Given data:
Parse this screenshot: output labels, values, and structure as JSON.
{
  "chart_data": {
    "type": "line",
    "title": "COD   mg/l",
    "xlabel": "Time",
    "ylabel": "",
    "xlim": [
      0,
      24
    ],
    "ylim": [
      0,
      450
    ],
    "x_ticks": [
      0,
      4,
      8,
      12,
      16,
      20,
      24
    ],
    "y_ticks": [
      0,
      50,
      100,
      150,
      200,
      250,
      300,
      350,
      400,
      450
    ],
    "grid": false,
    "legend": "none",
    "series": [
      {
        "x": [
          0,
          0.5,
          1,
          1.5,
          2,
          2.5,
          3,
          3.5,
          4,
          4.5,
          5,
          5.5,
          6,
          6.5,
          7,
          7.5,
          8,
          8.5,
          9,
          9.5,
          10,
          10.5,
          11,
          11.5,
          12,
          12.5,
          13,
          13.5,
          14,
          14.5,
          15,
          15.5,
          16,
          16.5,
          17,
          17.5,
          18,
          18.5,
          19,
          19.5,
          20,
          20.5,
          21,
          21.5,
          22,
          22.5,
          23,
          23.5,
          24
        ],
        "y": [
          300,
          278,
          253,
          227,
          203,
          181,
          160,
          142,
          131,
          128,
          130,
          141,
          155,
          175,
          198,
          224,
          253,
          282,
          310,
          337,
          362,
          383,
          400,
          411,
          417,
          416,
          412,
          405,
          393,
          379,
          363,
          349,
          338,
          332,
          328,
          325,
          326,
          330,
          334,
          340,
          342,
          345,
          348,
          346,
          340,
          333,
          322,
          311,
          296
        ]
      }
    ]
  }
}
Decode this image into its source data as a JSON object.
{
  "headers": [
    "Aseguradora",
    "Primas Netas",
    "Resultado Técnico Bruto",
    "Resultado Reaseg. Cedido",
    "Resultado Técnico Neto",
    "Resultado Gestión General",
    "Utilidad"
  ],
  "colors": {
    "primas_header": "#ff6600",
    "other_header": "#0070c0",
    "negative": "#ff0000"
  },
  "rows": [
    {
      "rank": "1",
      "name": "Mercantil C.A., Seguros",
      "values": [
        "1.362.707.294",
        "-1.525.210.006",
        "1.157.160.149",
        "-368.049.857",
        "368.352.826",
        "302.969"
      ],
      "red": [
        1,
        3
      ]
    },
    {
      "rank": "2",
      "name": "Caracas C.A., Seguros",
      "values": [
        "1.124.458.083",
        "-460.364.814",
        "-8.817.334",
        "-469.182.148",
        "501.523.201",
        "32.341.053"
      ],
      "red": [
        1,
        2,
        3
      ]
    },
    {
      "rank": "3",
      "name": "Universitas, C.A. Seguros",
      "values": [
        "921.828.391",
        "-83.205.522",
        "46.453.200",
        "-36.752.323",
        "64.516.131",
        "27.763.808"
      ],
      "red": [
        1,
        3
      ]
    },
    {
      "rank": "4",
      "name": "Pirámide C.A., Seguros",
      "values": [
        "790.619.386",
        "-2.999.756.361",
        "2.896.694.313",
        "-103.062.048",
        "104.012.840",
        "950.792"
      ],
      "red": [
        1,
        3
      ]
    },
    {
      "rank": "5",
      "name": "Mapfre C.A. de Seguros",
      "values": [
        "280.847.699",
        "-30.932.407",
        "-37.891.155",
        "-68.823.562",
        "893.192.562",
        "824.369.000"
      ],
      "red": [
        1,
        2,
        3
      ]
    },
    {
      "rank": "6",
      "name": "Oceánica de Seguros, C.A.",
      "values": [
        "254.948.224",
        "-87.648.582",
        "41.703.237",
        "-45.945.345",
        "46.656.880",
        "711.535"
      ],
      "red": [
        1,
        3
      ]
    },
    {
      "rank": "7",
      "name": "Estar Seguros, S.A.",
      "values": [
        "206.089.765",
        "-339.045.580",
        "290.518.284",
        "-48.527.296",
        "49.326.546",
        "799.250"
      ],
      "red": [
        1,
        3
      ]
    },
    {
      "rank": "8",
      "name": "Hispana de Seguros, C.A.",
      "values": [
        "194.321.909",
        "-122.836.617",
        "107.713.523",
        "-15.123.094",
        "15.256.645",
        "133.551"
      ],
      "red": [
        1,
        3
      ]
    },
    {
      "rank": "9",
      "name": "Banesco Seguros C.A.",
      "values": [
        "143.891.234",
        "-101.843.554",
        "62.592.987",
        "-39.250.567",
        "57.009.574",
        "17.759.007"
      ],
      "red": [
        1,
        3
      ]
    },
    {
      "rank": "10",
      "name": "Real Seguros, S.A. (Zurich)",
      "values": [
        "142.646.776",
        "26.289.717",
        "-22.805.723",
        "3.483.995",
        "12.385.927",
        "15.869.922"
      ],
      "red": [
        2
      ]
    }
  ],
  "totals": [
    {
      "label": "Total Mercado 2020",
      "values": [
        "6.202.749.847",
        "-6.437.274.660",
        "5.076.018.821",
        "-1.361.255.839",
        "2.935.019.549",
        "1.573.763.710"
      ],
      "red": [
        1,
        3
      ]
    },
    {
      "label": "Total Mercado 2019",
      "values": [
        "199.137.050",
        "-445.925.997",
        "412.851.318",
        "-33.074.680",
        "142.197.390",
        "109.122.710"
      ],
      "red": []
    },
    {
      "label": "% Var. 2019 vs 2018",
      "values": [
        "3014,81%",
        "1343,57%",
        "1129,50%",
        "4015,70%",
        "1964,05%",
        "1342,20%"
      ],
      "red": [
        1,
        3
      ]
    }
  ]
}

Written instruction: What is the number of lines in the data above that include the word "Resultado"? Answer with that number only.

Solution to this problem: 4